Dataset listings of figures
%%
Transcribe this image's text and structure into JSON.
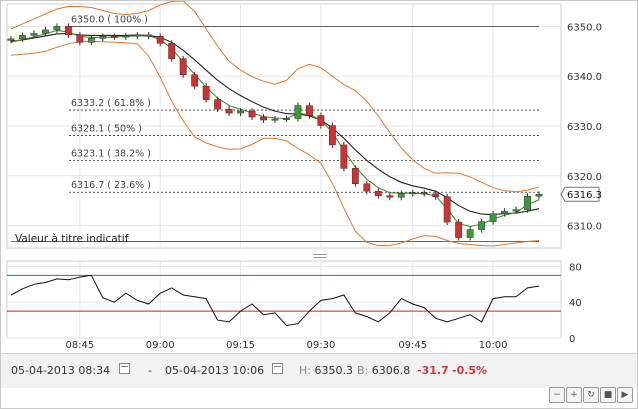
{
  "chart_data": [
    {
      "type": "line",
      "panel": "price",
      "series": [
        {
          "name": "",
          "style": "candlestick",
          "x": [
            "08:34",
            "08:36",
            "08:38",
            "08:40",
            "08:42",
            "08:44",
            "08:46",
            "08:48",
            "08:50",
            "08:52",
            "08:54",
            "08:56",
            "08:58",
            "09:00",
            "09:02",
            "09:04",
            "09:06",
            "09:08",
            "09:10",
            "09:12",
            "09:14",
            "09:16",
            "09:18",
            "09:20",
            "09:22",
            "09:24",
            "09:26",
            "09:28",
            "09:30",
            "09:32",
            "09:34",
            "09:36",
            "09:38",
            "09:40",
            "09:42",
            "09:44",
            "09:46",
            "09:48",
            "09:50",
            "09:52",
            "09:54",
            "09:56",
            "09:58",
            "10:00",
            "10:02",
            "10:04",
            "10:06"
          ],
          "close": [
            6347.5,
            6348.2,
            6348.6,
            6349.3,
            6350.0,
            6348.3,
            6346.8,
            6347.6,
            6348.0,
            6347.9,
            6348.1,
            6348.3,
            6348.0,
            6346.6,
            6343.5,
            6340.3,
            6338.0,
            6335.3,
            6333.4,
            6332.6,
            6333.0,
            6331.8,
            6331.2,
            6331.4,
            6331.5,
            6334.1,
            6332.1,
            6330.1,
            6326.2,
            6321.5,
            6318.4,
            6316.9,
            6316.0,
            6315.7,
            6316.4,
            6316.6,
            6316.4,
            6315.8,
            6310.7,
            6307.6,
            6309.2,
            6310.8,
            6312.4,
            6312.9,
            6313.2,
            6315.9,
            6316.3
          ]
        },
        {
          "name": "",
          "color": "#222222",
          "values": [
            6347.0,
            6347.3,
            6347.7,
            6348.1,
            6348.5,
            6348.6,
            6348.3,
            6348.2,
            6348.2,
            6348.2,
            6348.2,
            6348.3,
            6348.2,
            6347.8,
            6346.8,
            6345.2,
            6343.3,
            6341.2,
            6339.2,
            6337.5,
            6336.1,
            6334.9,
            6333.8,
            6333.0,
            6332.5,
            6332.4,
            6332.0,
            6331.2,
            6329.6,
            6327.5,
            6325.2,
            6323.1,
            6321.3,
            6319.8,
            6318.7,
            6318.0,
            6317.5,
            6316.9,
            6315.6,
            6314.0,
            6312.9,
            6312.3,
            6312.2,
            6312.4,
            6312.5,
            6312.9,
            6313.4
          ]
        },
        {
          "name": "",
          "color": "#4e8a2b",
          "values": [
            6346.8,
            6347.4,
            6347.9,
            6348.5,
            6349.2,
            6348.9,
            6348.0,
            6347.8,
            6347.8,
            6347.9,
            6348.0,
            6348.1,
            6348.1,
            6347.4,
            6345.5,
            6342.9,
            6340.4,
            6337.8,
            6335.6,
            6334.1,
            6333.4,
            6332.6,
            6331.9,
            6331.6,
            6331.5,
            6332.5,
            6332.3,
            6331.2,
            6328.7,
            6325.1,
            6321.8,
            6319.3,
            6317.6,
            6316.6,
            6316.5,
            6316.5,
            6316.4,
            6316.0,
            6313.3,
            6310.4,
            6309.8,
            6310.3,
            6311.3,
            6312.1,
            6312.6,
            6314.2,
            6315.2
          ]
        },
        {
          "name": "",
          "color": "#e07b2a",
          "values": [
            6349.5,
            6350.5,
            6351.5,
            6352.5,
            6353.5,
            6354.0,
            6354.0,
            6353.8,
            6353.2,
            6352.6,
            6352.4,
            6352.6,
            6353.2,
            6354.3,
            6355.0,
            6355.1,
            6353.0,
            6349.5,
            6346.0,
            6343.0,
            6341.2,
            6339.9,
            6339.0,
            6338.4,
            6339.2,
            6341.5,
            6342.4,
            6341.7,
            6340.0,
            6338.3,
            6337.1,
            6335.0,
            6332.0,
            6328.7,
            6325.6,
            6323.2,
            6321.5,
            6320.5,
            6320.6,
            6320.5,
            6319.8,
            6318.7,
            6317.6,
            6317.0,
            6316.8,
            6317.1,
            6317.8
          ]
        },
        {
          "name": "",
          "color": "#e07b2a",
          "values": [
            6344.2,
            6344.4,
            6344.6,
            6345.0,
            6345.8,
            6346.5,
            6346.9,
            6347.0,
            6346.9,
            6346.8,
            6346.7,
            6346.5,
            6344.0,
            6339.8,
            6335.0,
            6331.0,
            6327.8,
            6326.6,
            6325.8,
            6325.3,
            6325.4,
            6326.3,
            6327.5,
            6327.5,
            6327.0,
            6325.5,
            6324.2,
            6322.5,
            6318.5,
            6313.5,
            6308.9,
            6306.6,
            6306.0,
            6306.0,
            6306.5,
            6307.3,
            6308.0,
            6307.8,
            6307.0,
            6306.4,
            6306.2,
            6306.0,
            6305.9,
            6306.2,
            6306.5,
            6306.8,
            6307.0
          ]
        }
      ],
      "fib_levels": [
        {
          "label": "6350.0 ( 100% )",
          "value": 6350.0
        },
        {
          "label": "6333.2 ( 61.8% )",
          "value": 6333.2
        },
        {
          "label": "6328.1 ( 50% )",
          "value": 6328.1
        },
        {
          "label": "6323.1 ( 38.2% )",
          "value": 6323.1
        },
        {
          "label": "6316.7 ( 23.6% )",
          "value": 6316.7
        },
        {
          "label": "",
          "value": 6306.8
        }
      ],
      "ylim": [
        6305.5,
        6354.5
      ],
      "yticks": [
        6310.0,
        6320.0,
        6330.0,
        6340.0,
        6350.0
      ],
      "ytick_labels": [
        "6310.0",
        "6320.0",
        "6330.0",
        "6340.0",
        "6350.0"
      ],
      "last_price_label": "6316.3",
      "last_price": 6316.3,
      "annotation": "Valeur à titre indicatif",
      "grid": true
    },
    {
      "type": "line",
      "panel": "oscillator",
      "series": [
        {
          "name": "",
          "color": "#111111",
          "values": [
            48,
            55,
            60,
            62,
            66,
            65,
            68,
            70,
            45,
            40,
            50,
            42,
            38,
            50,
            56,
            48,
            46,
            44,
            20,
            18,
            30,
            38,
            26,
            28,
            14,
            16,
            30,
            42,
            44,
            48,
            28,
            24,
            18,
            28,
            44,
            38,
            34,
            22,
            18,
            22,
            26,
            18,
            44,
            46,
            46,
            56,
            58
          ]
        }
      ],
      "hlines": [
        {
          "value": 70,
          "color": "#2a7a7a"
        },
        {
          "value": 30,
          "color": "#cc2222"
        }
      ],
      "ylim": [
        0,
        86
      ],
      "yticks": [
        0,
        40,
        80
      ],
      "ytick_labels": [
        "0",
        "40",
        "80"
      ],
      "grid": true
    }
  ],
  "xaxis": {
    "ticks": [
      "08:45",
      "09:00",
      "09:15",
      "09:30",
      "09:45",
      "10:00"
    ],
    "tick_x": [
      "08:46",
      "09:00",
      "09:14",
      "09:28",
      "09:44",
      "09:58"
    ]
  },
  "status": {
    "start": "05-04-2013 08:34",
    "dash": "-",
    "end": "05-04-2013 10:06",
    "high_label": "H:",
    "high": "6350.3",
    "low_label": "B:",
    "low": "6306.8",
    "change": "-31.7",
    "change_pct": "-0.5%"
  },
  "controls": [
    {
      "name": "zoom-out-button",
      "glyph": "−"
    },
    {
      "name": "zoom-in-button",
      "glyph": "+"
    },
    {
      "name": "refresh-button",
      "glyph": "↻"
    },
    {
      "name": "reset-button",
      "glyph": "■"
    },
    {
      "name": "next-button",
      "glyph": "▶"
    }
  ]
}
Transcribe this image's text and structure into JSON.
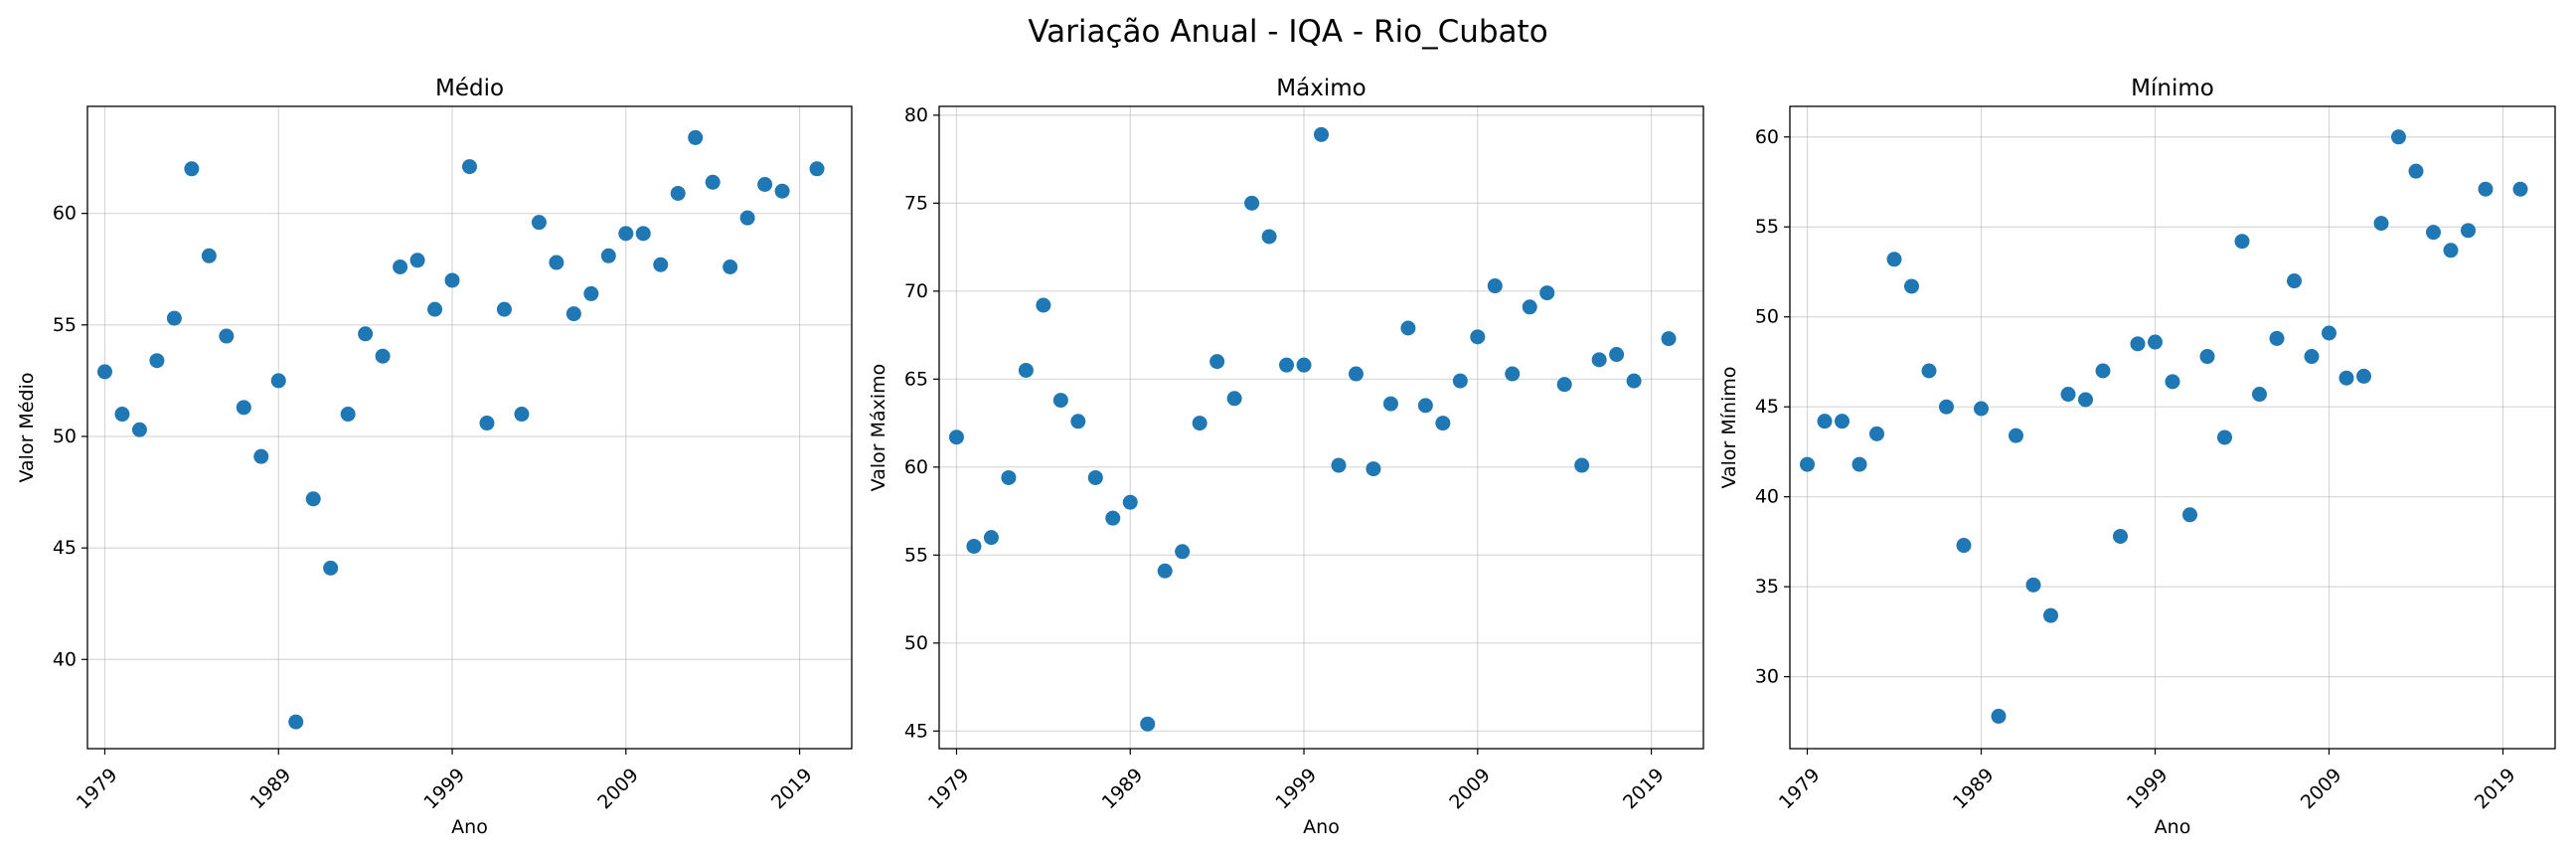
{
  "suptitle": "Variação Anual - IQA - Rio_Cubato",
  "chart_data": [
    {
      "type": "scatter",
      "title": "Médio",
      "xlabel": "Ano",
      "ylabel": "Valor Médio",
      "xlim": [
        1978,
        2022
      ],
      "ylim": [
        36,
        64.8
      ],
      "xticks": [
        1979,
        1989,
        1999,
        2009,
        2019
      ],
      "yticks": [
        40,
        45,
        50,
        55,
        60
      ],
      "grid": true,
      "color": "#1f77b4",
      "x": [
        1979,
        1980,
        1981,
        1982,
        1983,
        1984,
        1985,
        1986,
        1987,
        1988,
        1989,
        1990,
        1991,
        1992,
        1993,
        1994,
        1995,
        1996,
        1997,
        1998,
        1999,
        2000,
        2001,
        2002,
        2003,
        2004,
        2005,
        2006,
        2007,
        2008,
        2009,
        2010,
        2011,
        2012,
        2013,
        2014,
        2015,
        2016,
        2017,
        2018,
        2020
      ],
      "y": [
        52.9,
        51.0,
        50.3,
        53.4,
        55.3,
        62.0,
        58.1,
        54.5,
        51.3,
        49.1,
        52.5,
        37.2,
        47.2,
        44.1,
        51.0,
        54.6,
        53.6,
        57.6,
        57.9,
        55.7,
        57.0,
        62.1,
        50.6,
        55.7,
        51.0,
        59.6,
        57.8,
        55.5,
        56.4,
        58.1,
        59.1,
        59.1,
        57.7,
        60.9,
        63.4,
        61.4,
        57.6,
        59.8,
        61.3,
        61.0,
        62.0
      ]
    },
    {
      "type": "scatter",
      "title": "Máximo",
      "xlabel": "Ano",
      "ylabel": "Valor Máximo",
      "xlim": [
        1978,
        2022
      ],
      "ylim": [
        44,
        80.5
      ],
      "xticks": [
        1979,
        1989,
        1999,
        2009,
        2019
      ],
      "yticks": [
        45,
        50,
        55,
        60,
        65,
        70,
        75,
        80
      ],
      "grid": true,
      "color": "#1f77b4",
      "x": [
        1979,
        1980,
        1981,
        1982,
        1983,
        1984,
        1985,
        1986,
        1987,
        1988,
        1989,
        1990,
        1991,
        1992,
        1993,
        1994,
        1995,
        1996,
        1997,
        1998,
        1999,
        2000,
        2001,
        2002,
        2003,
        2004,
        2005,
        2006,
        2007,
        2008,
        2009,
        2010,
        2011,
        2012,
        2013,
        2014,
        2015,
        2016,
        2017,
        2018,
        2020
      ],
      "y": [
        61.7,
        55.5,
        56.0,
        59.4,
        65.5,
        69.2,
        63.8,
        62.6,
        59.4,
        57.1,
        58.0,
        45.4,
        54.1,
        55.2,
        62.5,
        66.0,
        63.9,
        75.0,
        73.1,
        65.8,
        65.8,
        78.9,
        60.1,
        65.3,
        59.9,
        63.6,
        67.9,
        63.5,
        62.5,
        64.9,
        67.4,
        70.3,
        65.3,
        69.1,
        69.9,
        64.7,
        60.1,
        66.1,
        66.4,
        64.9,
        67.3
      ]
    },
    {
      "type": "scatter",
      "title": "Mínimo",
      "xlabel": "Ano",
      "ylabel": "Valor Mínimo",
      "xlim": [
        1978,
        2022
      ],
      "ylim": [
        26,
        61.7
      ],
      "xticks": [
        1979,
        1989,
        1999,
        2009,
        2019
      ],
      "yticks": [
        30,
        35,
        40,
        45,
        50,
        55,
        60
      ],
      "grid": true,
      "color": "#1f77b4",
      "x": [
        1979,
        1980,
        1981,
        1982,
        1983,
        1984,
        1985,
        1986,
        1987,
        1988,
        1989,
        1990,
        1991,
        1992,
        1993,
        1994,
        1995,
        1996,
        1997,
        1998,
        1999,
        2000,
        2001,
        2002,
        2003,
        2004,
        2005,
        2006,
        2007,
        2008,
        2009,
        2010,
        2011,
        2012,
        2013,
        2014,
        2015,
        2016,
        2017,
        2018,
        2020
      ],
      "y": [
        41.8,
        44.2,
        44.2,
        41.8,
        43.5,
        53.2,
        51.7,
        47.0,
        45.0,
        37.3,
        44.9,
        27.8,
        43.4,
        35.1,
        33.4,
        45.7,
        45.4,
        47.0,
        37.8,
        48.5,
        48.6,
        46.4,
        39.0,
        47.8,
        43.3,
        54.2,
        45.7,
        48.8,
        52.0,
        47.8,
        49.1,
        46.6,
        46.7,
        55.2,
        60.0,
        58.1,
        54.7,
        53.7,
        54.8,
        57.1,
        57.1
      ]
    }
  ]
}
%%
## Exercise goal
Each line that holds the word "button" is to be copied.

## Problem solution
      "name": "zoom-out-button",
      "name": "zoom-in-button",
      "name": "refresh-button",
      "name": "reset-button",
      "name": "next-button",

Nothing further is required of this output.